● TASK GOAL:
Write out every entry precisely as given, leaving the pictures out.

:: DATASET RECORDS ::

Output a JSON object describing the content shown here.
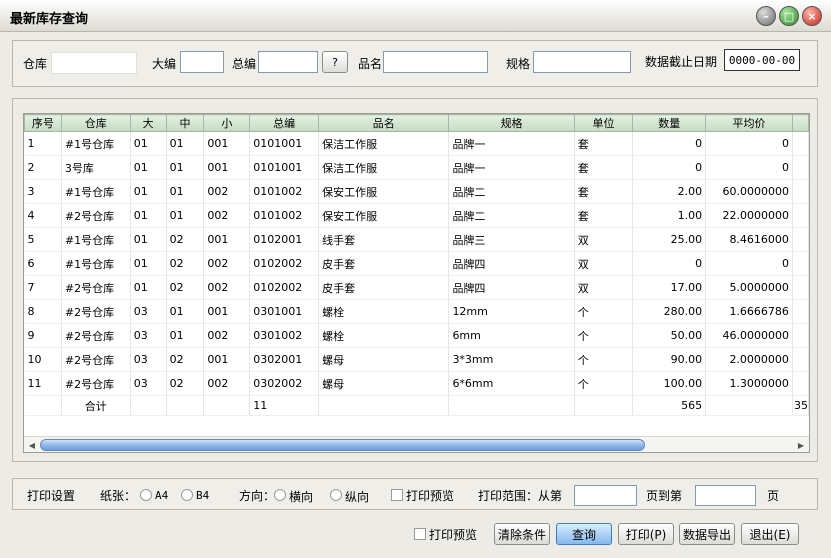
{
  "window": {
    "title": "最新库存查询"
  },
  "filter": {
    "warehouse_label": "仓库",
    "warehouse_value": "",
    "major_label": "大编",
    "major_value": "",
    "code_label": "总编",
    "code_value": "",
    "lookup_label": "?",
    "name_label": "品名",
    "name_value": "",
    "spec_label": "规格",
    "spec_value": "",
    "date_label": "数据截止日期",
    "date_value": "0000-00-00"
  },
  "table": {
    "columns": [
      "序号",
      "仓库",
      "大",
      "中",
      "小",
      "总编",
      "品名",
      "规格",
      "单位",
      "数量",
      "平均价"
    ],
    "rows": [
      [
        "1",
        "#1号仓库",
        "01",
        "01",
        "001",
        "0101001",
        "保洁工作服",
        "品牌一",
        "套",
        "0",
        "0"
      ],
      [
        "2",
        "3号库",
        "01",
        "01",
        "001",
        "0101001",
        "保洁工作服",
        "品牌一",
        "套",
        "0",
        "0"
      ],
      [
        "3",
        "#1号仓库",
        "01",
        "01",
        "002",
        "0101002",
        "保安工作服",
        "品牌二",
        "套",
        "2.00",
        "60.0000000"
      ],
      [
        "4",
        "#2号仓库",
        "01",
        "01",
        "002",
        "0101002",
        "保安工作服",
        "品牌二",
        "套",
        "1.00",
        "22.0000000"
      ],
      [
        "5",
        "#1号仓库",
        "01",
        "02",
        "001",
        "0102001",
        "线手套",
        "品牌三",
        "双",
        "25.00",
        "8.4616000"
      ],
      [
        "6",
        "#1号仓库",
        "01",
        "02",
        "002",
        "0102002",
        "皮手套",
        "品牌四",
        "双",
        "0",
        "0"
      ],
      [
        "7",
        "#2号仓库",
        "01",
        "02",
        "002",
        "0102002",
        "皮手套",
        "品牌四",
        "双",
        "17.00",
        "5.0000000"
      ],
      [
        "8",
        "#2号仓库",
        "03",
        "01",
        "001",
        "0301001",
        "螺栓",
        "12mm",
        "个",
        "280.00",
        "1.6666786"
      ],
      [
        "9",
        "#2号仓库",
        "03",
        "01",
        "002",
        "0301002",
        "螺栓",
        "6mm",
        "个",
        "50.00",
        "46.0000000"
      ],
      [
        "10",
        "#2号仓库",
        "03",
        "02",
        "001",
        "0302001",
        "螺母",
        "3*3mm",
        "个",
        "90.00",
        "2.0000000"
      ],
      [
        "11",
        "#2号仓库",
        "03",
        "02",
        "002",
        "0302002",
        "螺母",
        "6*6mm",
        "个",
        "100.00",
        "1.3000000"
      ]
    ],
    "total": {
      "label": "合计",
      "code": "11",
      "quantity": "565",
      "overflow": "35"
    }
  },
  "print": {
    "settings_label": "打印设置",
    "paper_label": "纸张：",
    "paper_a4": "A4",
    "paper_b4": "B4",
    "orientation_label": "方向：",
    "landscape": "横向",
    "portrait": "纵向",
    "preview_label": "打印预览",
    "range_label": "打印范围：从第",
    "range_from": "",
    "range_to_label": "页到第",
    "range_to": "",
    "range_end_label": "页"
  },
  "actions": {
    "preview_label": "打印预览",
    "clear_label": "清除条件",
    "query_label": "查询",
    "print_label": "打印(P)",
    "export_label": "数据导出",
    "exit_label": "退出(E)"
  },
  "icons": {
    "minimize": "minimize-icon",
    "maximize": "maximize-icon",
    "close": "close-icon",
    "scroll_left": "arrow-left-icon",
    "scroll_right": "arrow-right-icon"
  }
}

:::

● SOLUTION:
Output a JSON object describing the content shown here.
{
  "window": {
    "title": "最新库存查询"
  },
  "filter": {
    "warehouse_label": "仓库",
    "warehouse_value": "",
    "major_label": "大编",
    "major_value": "",
    "code_label": "总编",
    "code_value": "",
    "lookup_label": "?",
    "name_label": "品名",
    "name_value": "",
    "spec_label": "规格",
    "spec_value": "",
    "date_label": "数据截止日期",
    "date_value": "0000-00-00"
  },
  "table": {
    "columns": [
      "序号",
      "仓库",
      "大",
      "中",
      "小",
      "总编",
      "品名",
      "规格",
      "单位",
      "数量",
      "平均价"
    ],
    "rows": [
      [
        "1",
        "#1号仓库",
        "01",
        "01",
        "001",
        "0101001",
        "保洁工作服",
        "品牌一",
        "套",
        "0",
        "0"
      ],
      [
        "2",
        "3号库",
        "01",
        "01",
        "001",
        "0101001",
        "保洁工作服",
        "品牌一",
        "套",
        "0",
        "0"
      ],
      [
        "3",
        "#1号仓库",
        "01",
        "01",
        "002",
        "0101002",
        "保安工作服",
        "品牌二",
        "套",
        "2.00",
        "60.0000000"
      ],
      [
        "4",
        "#2号仓库",
        "01",
        "01",
        "002",
        "0101002",
        "保安工作服",
        "品牌二",
        "套",
        "1.00",
        "22.0000000"
      ],
      [
        "5",
        "#1号仓库",
        "01",
        "02",
        "001",
        "0102001",
        "线手套",
        "品牌三",
        "双",
        "25.00",
        "8.4616000"
      ],
      [
        "6",
        "#1号仓库",
        "01",
        "02",
        "002",
        "0102002",
        "皮手套",
        "品牌四",
        "双",
        "0",
        "0"
      ],
      [
        "7",
        "#2号仓库",
        "01",
        "02",
        "002",
        "0102002",
        "皮手套",
        "品牌四",
        "双",
        "17.00",
        "5.0000000"
      ],
      [
        "8",
        "#2号仓库",
        "03",
        "01",
        "001",
        "0301001",
        "螺栓",
        "12mm",
        "个",
        "280.00",
        "1.6666786"
      ],
      [
        "9",
        "#2号仓库",
        "03",
        "01",
        "002",
        "0301002",
        "螺栓",
        "6mm",
        "个",
        "50.00",
        "46.0000000"
      ],
      [
        "10",
        "#2号仓库",
        "03",
        "02",
        "001",
        "0302001",
        "螺母",
        "3*3mm",
        "个",
        "90.00",
        "2.0000000"
      ],
      [
        "11",
        "#2号仓库",
        "03",
        "02",
        "002",
        "0302002",
        "螺母",
        "6*6mm",
        "个",
        "100.00",
        "1.3000000"
      ]
    ],
    "total": {
      "label": "合计",
      "code": "11",
      "quantity": "565",
      "overflow": "35"
    }
  },
  "print": {
    "settings_label": "打印设置",
    "paper_label": "纸张：",
    "paper_a4": "A4",
    "paper_b4": "B4",
    "orientation_label": "方向：",
    "landscape": "横向",
    "portrait": "纵向",
    "preview_label": "打印预览",
    "range_label": "打印范围：从第",
    "range_from": "",
    "range_to_label": "页到第",
    "range_to": "",
    "range_end_label": "页"
  },
  "actions": {
    "preview_label": "打印预览",
    "clear_label": "清除条件",
    "query_label": "查询",
    "print_label": "打印(P)",
    "export_label": "数据导出",
    "exit_label": "退出(E)"
  },
  "icons": {
    "minimize": "minimize-icon",
    "maximize": "maximize-icon",
    "close": "close-icon",
    "scroll_left": "arrow-left-icon",
    "scroll_right": "arrow-right-icon"
  }
}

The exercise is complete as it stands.